===== TASK MATERIAL

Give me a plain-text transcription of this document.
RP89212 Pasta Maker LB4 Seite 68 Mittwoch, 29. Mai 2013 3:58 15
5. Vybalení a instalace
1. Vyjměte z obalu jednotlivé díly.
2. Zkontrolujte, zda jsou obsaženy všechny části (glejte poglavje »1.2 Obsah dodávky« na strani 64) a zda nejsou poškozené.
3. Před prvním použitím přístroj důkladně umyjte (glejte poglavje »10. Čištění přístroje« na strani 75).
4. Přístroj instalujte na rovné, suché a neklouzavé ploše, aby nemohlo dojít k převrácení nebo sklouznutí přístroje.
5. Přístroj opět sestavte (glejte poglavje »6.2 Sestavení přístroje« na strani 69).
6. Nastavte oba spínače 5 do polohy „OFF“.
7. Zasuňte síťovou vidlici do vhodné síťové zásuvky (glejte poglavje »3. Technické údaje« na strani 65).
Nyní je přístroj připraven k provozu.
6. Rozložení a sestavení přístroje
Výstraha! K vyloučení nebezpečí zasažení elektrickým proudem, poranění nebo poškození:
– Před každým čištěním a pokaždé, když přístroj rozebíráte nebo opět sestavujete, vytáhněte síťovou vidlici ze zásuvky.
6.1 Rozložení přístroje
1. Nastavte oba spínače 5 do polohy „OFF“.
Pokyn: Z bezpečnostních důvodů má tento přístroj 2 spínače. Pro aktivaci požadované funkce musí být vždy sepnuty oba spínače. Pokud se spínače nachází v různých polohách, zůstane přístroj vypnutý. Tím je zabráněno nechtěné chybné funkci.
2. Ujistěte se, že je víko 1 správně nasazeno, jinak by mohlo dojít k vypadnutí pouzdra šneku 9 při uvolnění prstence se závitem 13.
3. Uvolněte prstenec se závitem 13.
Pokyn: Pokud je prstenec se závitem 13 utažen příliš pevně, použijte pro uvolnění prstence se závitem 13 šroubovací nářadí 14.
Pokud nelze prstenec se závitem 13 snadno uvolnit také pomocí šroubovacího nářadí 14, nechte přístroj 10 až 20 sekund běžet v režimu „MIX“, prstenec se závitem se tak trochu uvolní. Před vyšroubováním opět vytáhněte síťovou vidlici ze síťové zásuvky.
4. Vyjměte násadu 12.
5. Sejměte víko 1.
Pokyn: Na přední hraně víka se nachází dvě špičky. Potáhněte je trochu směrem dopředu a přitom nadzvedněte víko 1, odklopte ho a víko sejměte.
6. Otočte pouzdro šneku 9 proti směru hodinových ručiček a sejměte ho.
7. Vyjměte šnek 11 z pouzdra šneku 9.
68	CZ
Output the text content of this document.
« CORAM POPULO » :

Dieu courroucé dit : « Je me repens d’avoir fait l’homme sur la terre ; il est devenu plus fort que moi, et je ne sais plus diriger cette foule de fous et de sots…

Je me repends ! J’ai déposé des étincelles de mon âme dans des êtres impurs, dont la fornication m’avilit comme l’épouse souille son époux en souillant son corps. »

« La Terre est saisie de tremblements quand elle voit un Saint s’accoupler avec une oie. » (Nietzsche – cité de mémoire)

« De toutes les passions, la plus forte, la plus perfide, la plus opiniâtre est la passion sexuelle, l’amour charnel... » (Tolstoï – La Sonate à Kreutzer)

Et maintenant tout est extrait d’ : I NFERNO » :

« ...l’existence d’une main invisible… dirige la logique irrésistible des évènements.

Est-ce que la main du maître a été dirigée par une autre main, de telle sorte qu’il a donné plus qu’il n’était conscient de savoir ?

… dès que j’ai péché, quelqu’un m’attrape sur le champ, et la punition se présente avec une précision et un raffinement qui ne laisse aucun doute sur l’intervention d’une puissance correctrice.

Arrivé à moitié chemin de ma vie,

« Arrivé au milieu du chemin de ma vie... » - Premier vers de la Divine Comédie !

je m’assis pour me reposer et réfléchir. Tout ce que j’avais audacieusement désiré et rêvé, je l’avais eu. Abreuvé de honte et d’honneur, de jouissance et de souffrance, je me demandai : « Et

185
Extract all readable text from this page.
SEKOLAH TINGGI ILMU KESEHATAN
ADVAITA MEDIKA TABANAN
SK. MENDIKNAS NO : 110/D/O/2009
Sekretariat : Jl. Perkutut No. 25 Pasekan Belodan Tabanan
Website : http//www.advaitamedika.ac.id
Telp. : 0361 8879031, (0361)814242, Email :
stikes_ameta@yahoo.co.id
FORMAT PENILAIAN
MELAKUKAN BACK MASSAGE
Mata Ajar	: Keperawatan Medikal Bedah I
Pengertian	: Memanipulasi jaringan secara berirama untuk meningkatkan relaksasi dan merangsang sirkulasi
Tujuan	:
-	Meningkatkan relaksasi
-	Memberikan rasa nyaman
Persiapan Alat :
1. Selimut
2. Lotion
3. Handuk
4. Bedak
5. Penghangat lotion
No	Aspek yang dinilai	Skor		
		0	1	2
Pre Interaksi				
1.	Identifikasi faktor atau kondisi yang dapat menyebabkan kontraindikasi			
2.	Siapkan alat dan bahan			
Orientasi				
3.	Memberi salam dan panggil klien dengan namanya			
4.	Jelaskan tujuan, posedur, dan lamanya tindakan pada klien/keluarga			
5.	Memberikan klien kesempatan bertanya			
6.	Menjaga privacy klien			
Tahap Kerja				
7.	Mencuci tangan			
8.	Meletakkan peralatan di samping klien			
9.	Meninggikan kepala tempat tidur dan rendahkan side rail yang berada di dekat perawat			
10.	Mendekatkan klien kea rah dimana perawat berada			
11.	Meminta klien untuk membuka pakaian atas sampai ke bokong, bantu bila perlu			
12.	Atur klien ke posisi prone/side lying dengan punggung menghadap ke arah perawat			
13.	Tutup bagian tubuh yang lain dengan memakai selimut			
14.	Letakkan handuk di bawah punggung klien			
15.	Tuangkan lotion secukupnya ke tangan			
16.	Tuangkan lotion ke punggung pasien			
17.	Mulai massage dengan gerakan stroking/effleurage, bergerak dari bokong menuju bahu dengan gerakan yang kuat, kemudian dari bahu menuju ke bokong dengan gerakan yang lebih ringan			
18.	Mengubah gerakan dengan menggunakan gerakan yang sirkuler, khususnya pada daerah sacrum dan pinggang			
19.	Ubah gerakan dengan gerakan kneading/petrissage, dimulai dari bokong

==========

- [GIVEN PROBLEM]:
Set down, word for word, every line from the line that holds "Extract all readable text from this page." to the end of the entries above, including both ends.

- [SOLUTION]:
Extract all readable text from this page.
SEKOLAH TINGGI ILMU KESEHATAN
ADVAITA MEDIKA TABANAN
SK. MENDIKNAS NO : 110/D/O/2009
Sekretariat : Jl. Perkutut No. 25 Pasekan Belodan Tabanan
Website : http//www.advaitamedika.ac.id
Telp. : 0361 8879031, (0361)814242, Email :
stikes_ameta@yahoo.co.id
FORMAT PENILAIAN
MELAKUKAN BACK MASSAGE
Mata Ajar	: Keperawatan Medikal Bedah I
Pengertian	: Memanipulasi jaringan secara berirama untuk meningkatkan relaksasi dan merangsang sirkulasi
Tujuan	:
-	Meningkatkan relaksasi
-	Memberikan rasa nyaman
Persiapan Alat :
1. Selimut
2. Lotion
3. Handuk
4. Bedak
5. Penghangat lotion
No	Aspek yang dinilai	Skor		
		0	1	2
Pre Interaksi				
1.	Identifikasi faktor atau kondisi yang dapat menyebabkan kontraindikasi			
2.	Siapkan alat dan bahan			
Orientasi				
3.	Memberi salam dan panggil klien dengan namanya			
4.	Jelaskan tujuan, posedur, dan lamanya tindakan pada klien/keluarga			
5.	Memberikan klien kesempatan bertanya			
6.	Menjaga privacy klien			
Tahap Kerja				
7.	Mencuci tangan			
8.	Meletakkan peralatan di samping klien			
9.	Meninggikan kepala tempat tidur dan rendahkan side rail yang berada di dekat perawat			
10.	Mendekatkan klien kea rah dimana perawat berada			
11.	Meminta klien untuk membuka pakaian atas sampai ke bokong, bantu bila perlu			
12.	Atur klien ke posisi prone/side lying dengan punggung menghadap ke arah perawat			
13.	Tutup bagian tubuh yang lain dengan memakai selimut			
14.	Letakkan handuk di bawah punggung klien			
15.	Tuangkan lotion secukupnya ke tangan			
16.	Tuangkan lotion ke punggung pasien			
17.	Mulai massage dengan gerakan stroking/effleurage, bergerak dari bokong menuju bahu dengan gerakan yang kuat, kemudian dari bahu menuju ke bokong dengan gerakan yang lebih ringan			
18.	Mengubah gerakan dengan menggunakan gerakan yang sirkuler, khususnya pada daerah sacrum dan pinggang			
19.	Ubah gerakan dengan gerakan kneading/petrissage, dimulai dari bokong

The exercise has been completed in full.